> EXERCISE DATA
╔══
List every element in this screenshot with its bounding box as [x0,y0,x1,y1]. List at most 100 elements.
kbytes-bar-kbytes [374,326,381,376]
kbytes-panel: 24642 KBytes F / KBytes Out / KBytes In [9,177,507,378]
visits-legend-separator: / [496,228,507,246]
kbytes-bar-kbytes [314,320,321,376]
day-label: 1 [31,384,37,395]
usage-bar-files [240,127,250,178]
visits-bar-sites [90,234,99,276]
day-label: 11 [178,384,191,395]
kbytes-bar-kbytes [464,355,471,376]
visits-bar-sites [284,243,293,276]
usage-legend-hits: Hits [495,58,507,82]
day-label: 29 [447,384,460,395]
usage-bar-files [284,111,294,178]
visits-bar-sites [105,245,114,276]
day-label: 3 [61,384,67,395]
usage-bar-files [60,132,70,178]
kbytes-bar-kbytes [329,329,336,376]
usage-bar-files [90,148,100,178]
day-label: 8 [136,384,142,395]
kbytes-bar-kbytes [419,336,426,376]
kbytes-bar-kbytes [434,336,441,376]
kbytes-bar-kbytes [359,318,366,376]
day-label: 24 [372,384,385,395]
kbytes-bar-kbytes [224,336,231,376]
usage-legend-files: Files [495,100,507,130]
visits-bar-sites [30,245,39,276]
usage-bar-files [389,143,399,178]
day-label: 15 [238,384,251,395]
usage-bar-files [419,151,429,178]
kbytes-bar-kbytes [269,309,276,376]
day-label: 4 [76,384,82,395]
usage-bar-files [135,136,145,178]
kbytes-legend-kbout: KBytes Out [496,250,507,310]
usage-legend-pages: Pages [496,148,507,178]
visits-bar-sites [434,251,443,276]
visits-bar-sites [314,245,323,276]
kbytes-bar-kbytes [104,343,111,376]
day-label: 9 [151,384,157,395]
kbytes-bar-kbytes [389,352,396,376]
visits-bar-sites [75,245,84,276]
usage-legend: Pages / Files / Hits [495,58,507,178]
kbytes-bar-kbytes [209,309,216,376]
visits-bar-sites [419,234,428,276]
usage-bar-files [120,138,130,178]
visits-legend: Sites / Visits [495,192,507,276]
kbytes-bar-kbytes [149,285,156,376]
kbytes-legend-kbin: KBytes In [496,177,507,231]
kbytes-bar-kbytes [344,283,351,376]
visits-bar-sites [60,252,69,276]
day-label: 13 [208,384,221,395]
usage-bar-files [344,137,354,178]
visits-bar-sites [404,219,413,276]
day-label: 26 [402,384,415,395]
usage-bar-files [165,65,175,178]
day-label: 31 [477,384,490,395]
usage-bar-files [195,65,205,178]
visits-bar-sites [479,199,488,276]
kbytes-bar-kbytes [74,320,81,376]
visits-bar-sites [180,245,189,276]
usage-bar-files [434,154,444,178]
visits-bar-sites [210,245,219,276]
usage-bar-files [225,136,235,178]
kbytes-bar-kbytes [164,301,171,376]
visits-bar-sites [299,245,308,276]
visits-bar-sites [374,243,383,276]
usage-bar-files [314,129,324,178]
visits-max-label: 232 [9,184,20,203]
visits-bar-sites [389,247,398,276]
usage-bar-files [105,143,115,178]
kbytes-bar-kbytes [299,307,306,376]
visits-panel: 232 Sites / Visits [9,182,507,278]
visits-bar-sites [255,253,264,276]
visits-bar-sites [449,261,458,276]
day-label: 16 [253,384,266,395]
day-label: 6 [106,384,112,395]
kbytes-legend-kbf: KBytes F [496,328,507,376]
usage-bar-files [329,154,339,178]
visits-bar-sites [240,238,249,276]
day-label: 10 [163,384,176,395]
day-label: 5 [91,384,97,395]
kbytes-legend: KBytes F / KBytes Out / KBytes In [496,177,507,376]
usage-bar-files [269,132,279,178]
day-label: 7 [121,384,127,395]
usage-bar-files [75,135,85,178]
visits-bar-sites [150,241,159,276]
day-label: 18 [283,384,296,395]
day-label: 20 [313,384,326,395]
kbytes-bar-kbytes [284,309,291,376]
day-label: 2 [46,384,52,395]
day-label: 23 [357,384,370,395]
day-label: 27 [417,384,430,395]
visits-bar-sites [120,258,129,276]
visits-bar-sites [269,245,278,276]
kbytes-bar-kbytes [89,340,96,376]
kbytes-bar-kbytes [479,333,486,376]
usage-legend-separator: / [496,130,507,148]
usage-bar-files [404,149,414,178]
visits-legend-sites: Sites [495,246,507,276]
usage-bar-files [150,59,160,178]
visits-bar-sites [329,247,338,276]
╚══
> WRITTEN EXERCISE
Retype the whole listing above line for line, keeping every character unchanged.

> ANSWER TO THIS EXERCISE
List every element in this screenshot with its bounding box as [x0,y0,x1,y1]. List at most 100 elements.
kbytes-bar-kbytes [374,326,381,376]
kbytes-panel: 24642 KBytes F / KBytes Out / KBytes In [9,177,507,378]
visits-legend-separator: / [496,228,507,246]
kbytes-bar-kbytes [314,320,321,376]
day-label: 1 [31,384,37,395]
usage-bar-files [240,127,250,178]
visits-bar-sites [90,234,99,276]
day-label: 11 [178,384,191,395]
kbytes-bar-kbytes [464,355,471,376]
visits-bar-sites [284,243,293,276]
usage-legend-hits: Hits [495,58,507,82]
day-label: 29 [447,384,460,395]
usage-bar-files [284,111,294,178]
visits-bar-sites [105,245,114,276]
day-label: 3 [61,384,67,395]
usage-bar-files [60,132,70,178]
kbytes-bar-kbytes [329,329,336,376]
usage-bar-files [90,148,100,178]
day-label: 8 [136,384,142,395]
kbytes-bar-kbytes [419,336,426,376]
kbytes-bar-kbytes [434,336,441,376]
kbytes-bar-kbytes [359,318,366,376]
day-label: 24 [372,384,385,395]
kbytes-bar-kbytes [224,336,231,376]
usage-legend-files: Files [495,100,507,130]
visits-bar-sites [30,245,39,276]
usage-bar-files [389,143,399,178]
day-label: 15 [238,384,251,395]
usage-bar-files [419,151,429,178]
kbytes-bar-kbytes [269,309,276,376]
day-label: 4 [76,384,82,395]
usage-bar-files [135,136,145,178]
kbytes-legend-kbout: KBytes Out [496,250,507,310]
usage-legend-pages: Pages [496,148,507,178]
visits-bar-sites [434,251,443,276]
visits-bar-sites [314,245,323,276]
kbytes-bar-kbytes [104,343,111,376]
day-label: 9 [151,384,157,395]
kbytes-bar-kbytes [389,352,396,376]
visits-bar-sites [75,245,84,276]
usage-legend: Pages / Files / Hits [495,58,507,178]
kbytes-bar-kbytes [209,309,216,376]
visits-bar-sites [419,234,428,276]
usage-bar-files [120,138,130,178]
visits-legend: Sites / Visits [495,192,507,276]
kbytes-bar-kbytes [149,285,156,376]
kbytes-legend-kbin: KBytes In [496,177,507,231]
kbytes-bar-kbytes [344,283,351,376]
visits-bar-sites [60,252,69,276]
day-label: 13 [208,384,221,395]
usage-bar-files [344,137,354,178]
visits-bar-sites [404,219,413,276]
day-label: 26 [402,384,415,395]
usage-bar-files [165,65,175,178]
day-label: 31 [477,384,490,395]
usage-bar-files [195,65,205,178]
visits-bar-sites [479,199,488,276]
kbytes-bar-kbytes [74,320,81,376]
visits-bar-sites [180,245,189,276]
usage-bar-files [434,154,444,178]
visits-bar-sites [210,245,219,276]
usage-bar-files [225,136,235,178]
kbytes-bar-kbytes [164,301,171,376]
visits-bar-sites [299,245,308,276]
visits-bar-sites [374,243,383,276]
usage-bar-files [314,129,324,178]
visits-max-label: 232 [9,184,20,203]
visits-bar-sites [389,247,398,276]
usage-bar-files [105,143,115,178]
kbytes-bar-kbytes [299,307,306,376]
visits-panel: 232 Sites / Visits [9,182,507,278]
visits-bar-sites [255,253,264,276]
visits-bar-sites [449,261,458,276]
day-label: 16 [253,384,266,395]
day-label: 6 [106,384,112,395]
kbytes-legend-kbf: KBytes F [496,328,507,376]
usage-bar-files [329,154,339,178]
visits-bar-sites [240,238,249,276]
day-label: 10 [163,384,176,395]
day-label: 5 [91,384,97,395]
kbytes-legend: KBytes F / KBytes Out / KBytes In [496,177,507,376]
usage-bar-files [269,132,279,178]
day-label: 7 [121,384,127,395]
usage-bar-files [75,135,85,178]
visits-bar-sites [150,241,159,276]
day-label: 18 [283,384,296,395]
day-label: 20 [313,384,326,395]
kbytes-bar-kbytes [284,309,291,376]
day-label: 2 [46,384,52,395]
day-label: 23 [357,384,370,395]
day-label: 27 [417,384,430,395]
visits-bar-sites [120,258,129,276]
visits-bar-sites [269,245,278,276]
kbytes-bar-kbytes [89,340,96,376]
kbytes-bar-kbytes [479,333,486,376]
usage-legend-separator: / [496,130,507,148]
usage-bar-files [404,149,414,178]
visits-legend-sites: Sites [495,246,507,276]
usage-bar-files [150,59,160,178]
visits-bar-sites [329,247,338,276]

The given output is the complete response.